*Brief*:
Gather up the lines that contain "this".

*Excerpted records*:

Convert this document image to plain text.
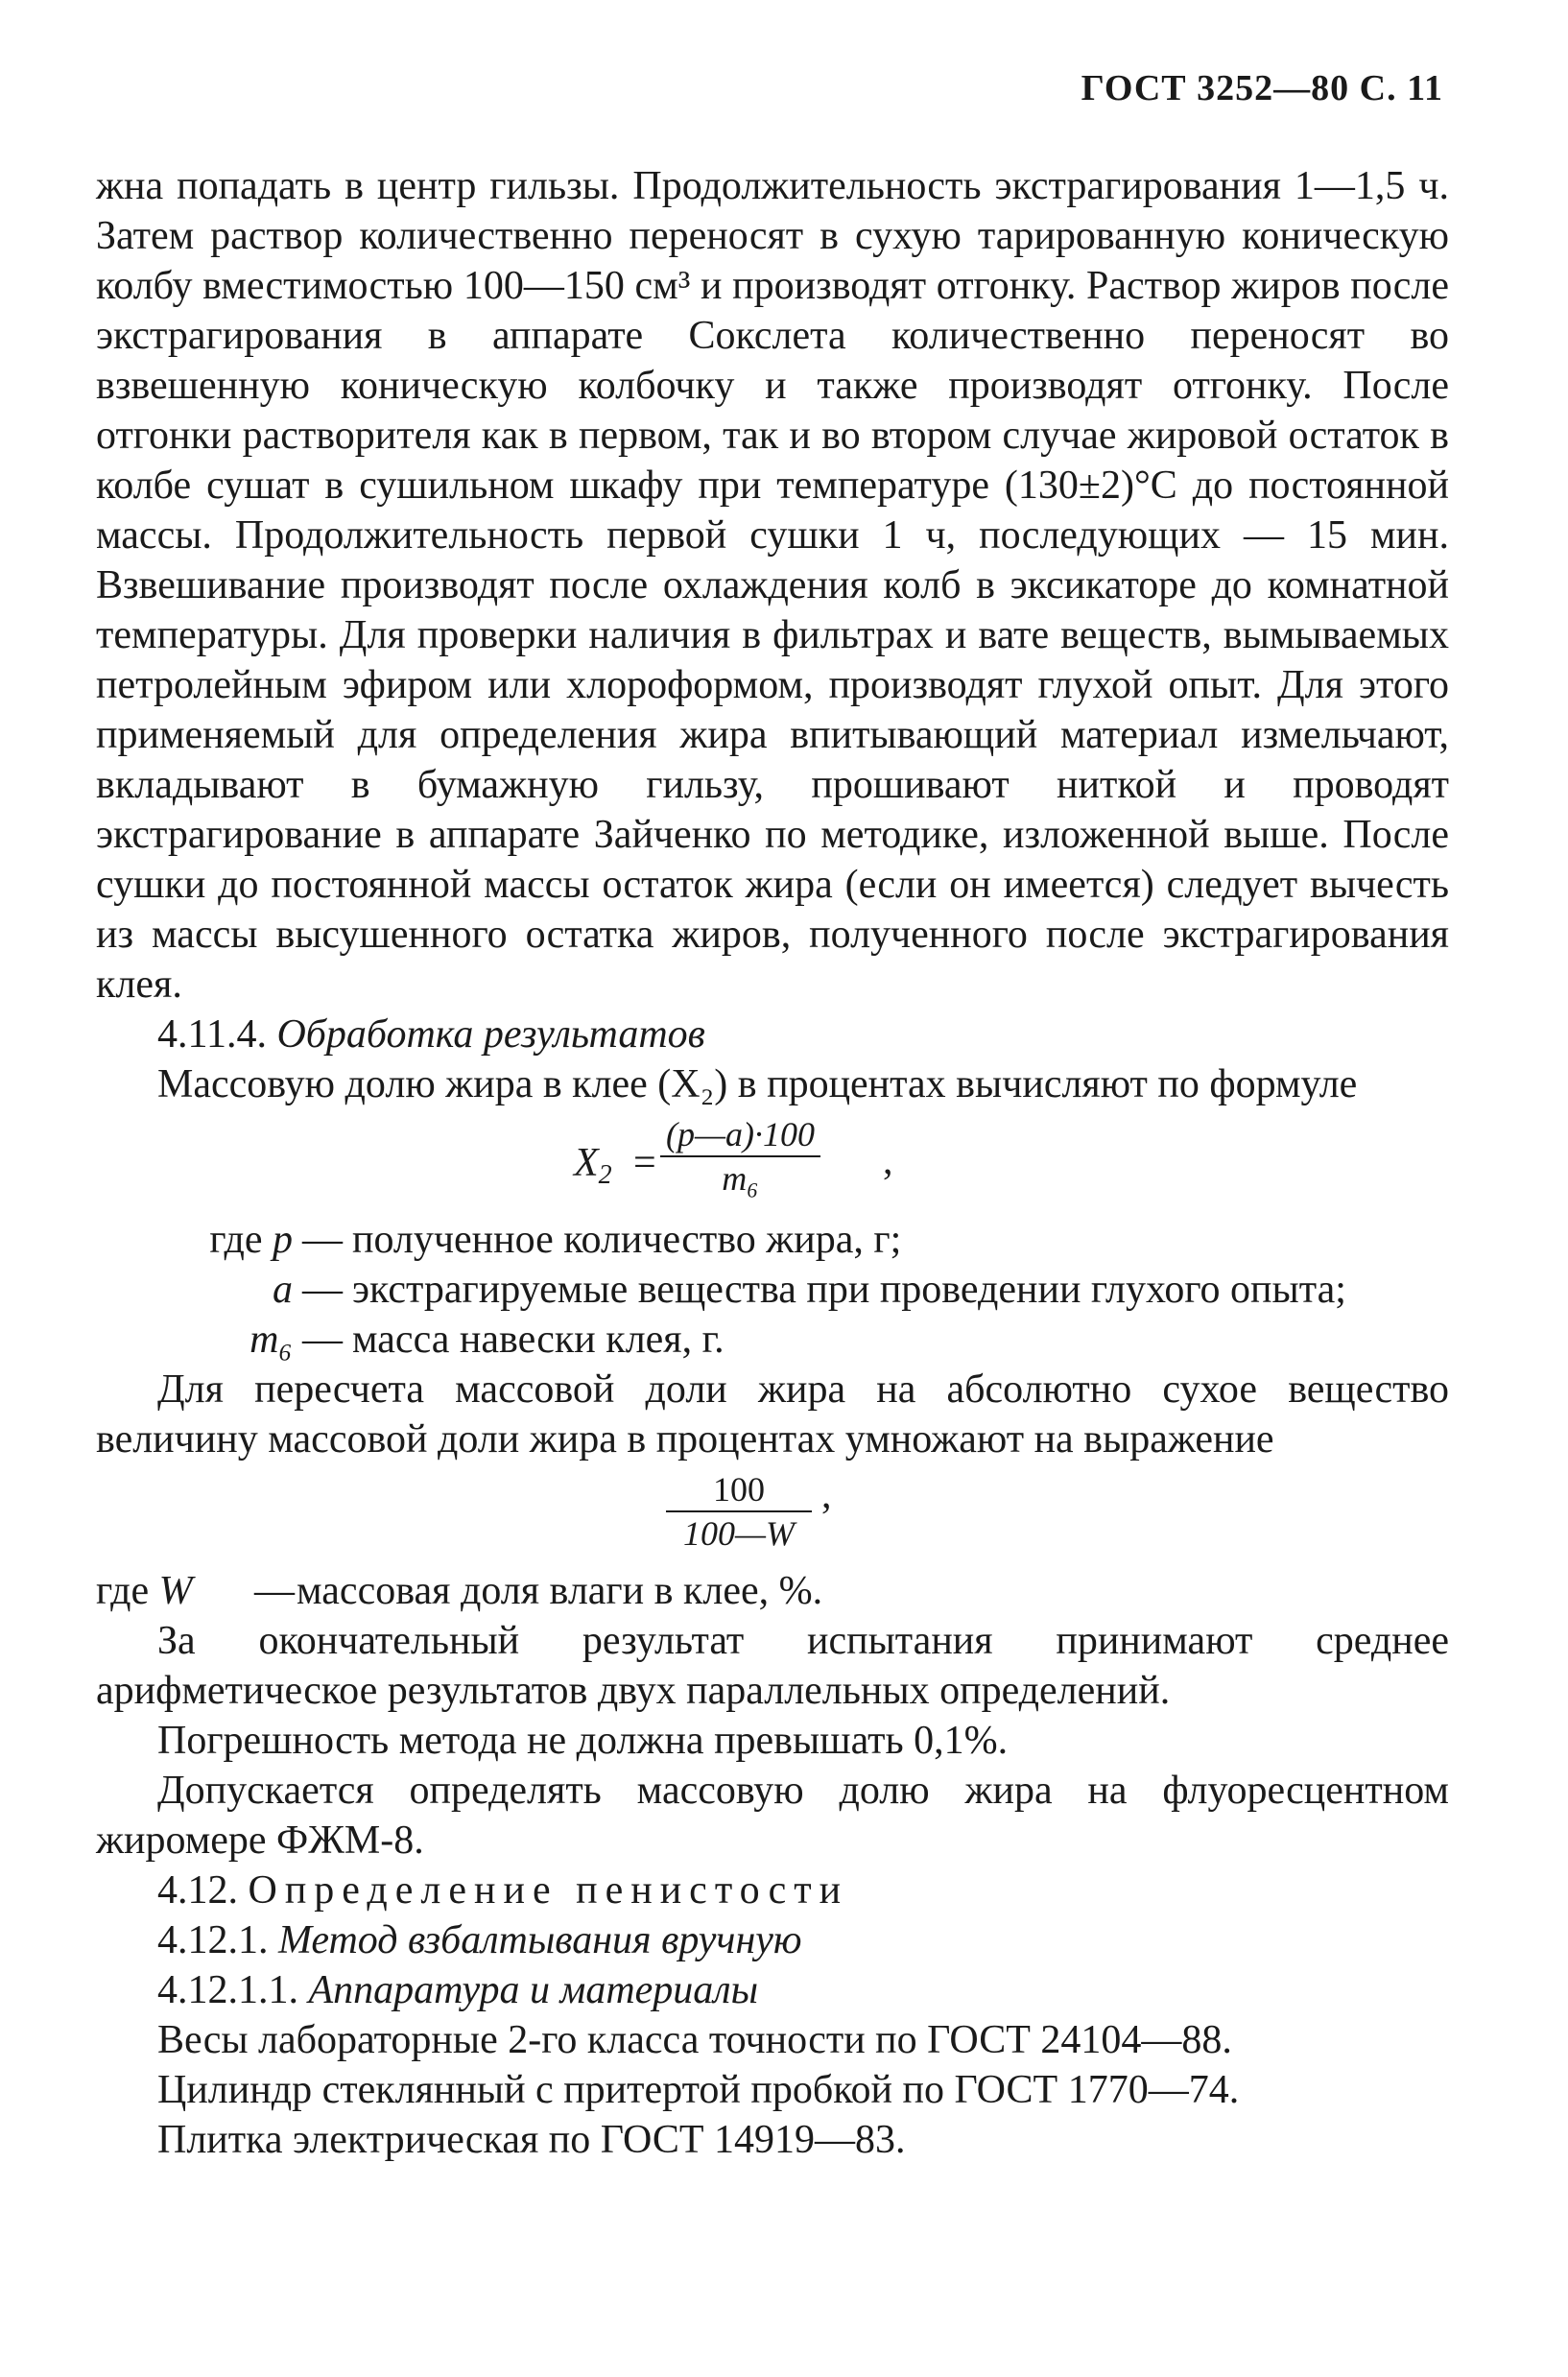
ГОСТ 3252—80 С. 11

жна попадать в центр гильзы. Продолжительность экстрагирования 1—1,5 ч. Затем раствор количественно переносят в сухую тарированную коническую колбу вместимостью 100—150 см³ и производят отгонку. Раствор жиров после экстрагирования в аппарате Сокслета количественно переносят во взвешенную коническую колбочку и также производят отгонку. После отгонки растворителя как в первом, так и во втором случае жировой остаток в колбе сушат в сушильном шкафу при температуре (130±2)°С до постоянной массы. Продолжительность первой сушки 1 ч, последующих — 15 мин. Взвешивание производят после охлаждения колб в эксикаторе до комнатной температуры. Для проверки наличия в фильтрах и вате веществ, вымываемых петролейным эфиром или хлороформом, производят глухой опыт. Для этого применяемый для определения жира впитывающий материал измельчают, вкладывают в бумажную гильзу, прошивают ниткой и проводят экстрагирование в аппарате Зайченко по методике, изложенной выше. После сушки до постоянной массы остаток жира (если он имеется) следует вычесть из массы высушенного остатка жиров, полученного после экстрагирования клея.

4.11.4. Обработка результатов

Массовую долю жира в клее (X₂) в процентах вычисляют по формуле

$X_2 = \frac{(p—a)\cdot 100}{\text{m₆}}$ ,
где p — полученное количество жира, г;
a — экстрагируемые вещества при проведении глухого опыта;
m₆ — масса навески клея, г.

Для пересчета массовой доли жира на абсолютно сухое вещество величину массовой доли жира в процентах умножают на выражение

$\frac{100}{100—W}$ ,
где W	— массовая доля влаги в клее, %.

За окончательный результат испытания принимают среднее арифметическое результатов двух параллельных определений.

Погрешность метода не должна превышать 0,1%.

Допускается определять массовую долю жира на флуоресцентном жиромере ФЖМ-8.

4.12. Определение пенистости

4.12.1. Метод взбалтывания вручную

4.12.1.1. Аппаратура и материалы

Весы лабораторные 2-го класса точности по ГОСТ 24104—88.

Цилиндр стеклянный с притертой пробкой по ГОСТ 1770—74.

Плитка электрическая по ГОСТ 14919—83.
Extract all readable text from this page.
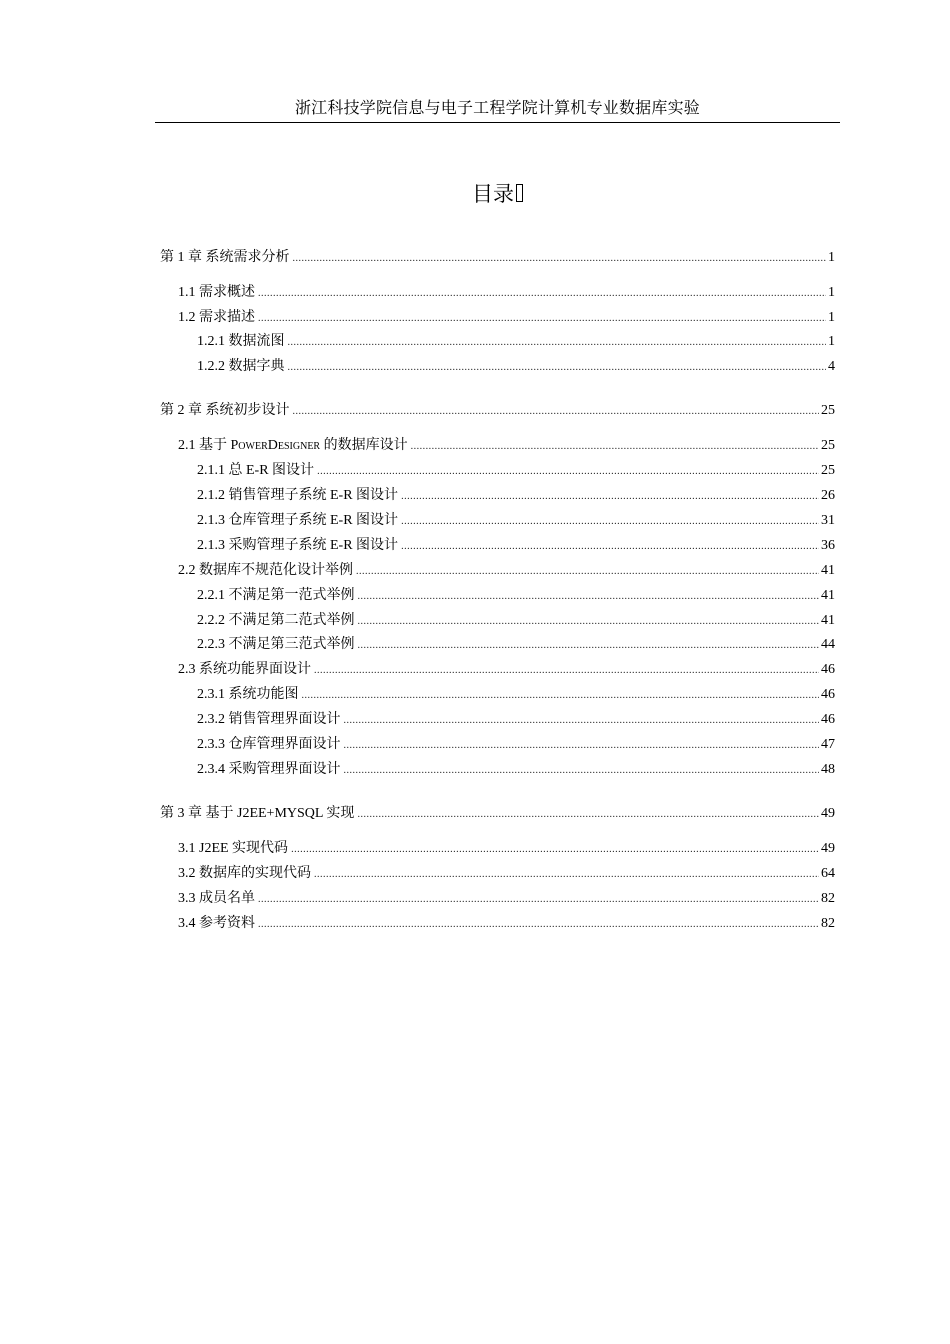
浙江科技学院信息与电子工程学院计算机专业数据库实验
目录
第 1 章 系统需求分析 .....	1
1.1 需求概述 .....	1
1.2 需求描述 .....	1
1.2.1 数据流图 .....	1
1.2.2 数据字典 .....	4
第 2 章 系统初步设计 .....	25
2.1 基于 POWERDESIGNER 的数据库设计 .....	25
2.1.1 总 E-R 图设计 .....	25
2.1.2 销售管理子系统 E-R 图设计 .....	26
2.1.3 仓库管理子系统 E-R 图设计 .....	31
2.1.3 采购管理子系统 E-R 图设计 .....	36
2.2 数据库不规范化设计举例 .....	41
2.2.1 不满足第一范式举例 .....	41
2.2.2 不满足第二范式举例 .....	41
2.2.3 不满足第三范式举例 .....	44
2.3 系统功能界面设计 .....	46
2.3.1 系统功能图 .....	46
2.3.2 销售管理界面设计 .....	46
2.3.3 仓库管理界面设计 .....	47
2.3.4 采购管理界面设计 .....	48
第 3 章 基于 J2EE+MYSQL 实现 .....	49
3.1 J2EE 实现代码 .....	49
3.2 数据库的实现代码 .....	64
3.3 成员名单 .....	82
3.4 参考资料 .....	82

*Task output*:
Convert this document image to plain text.
Extract all readable text from this page.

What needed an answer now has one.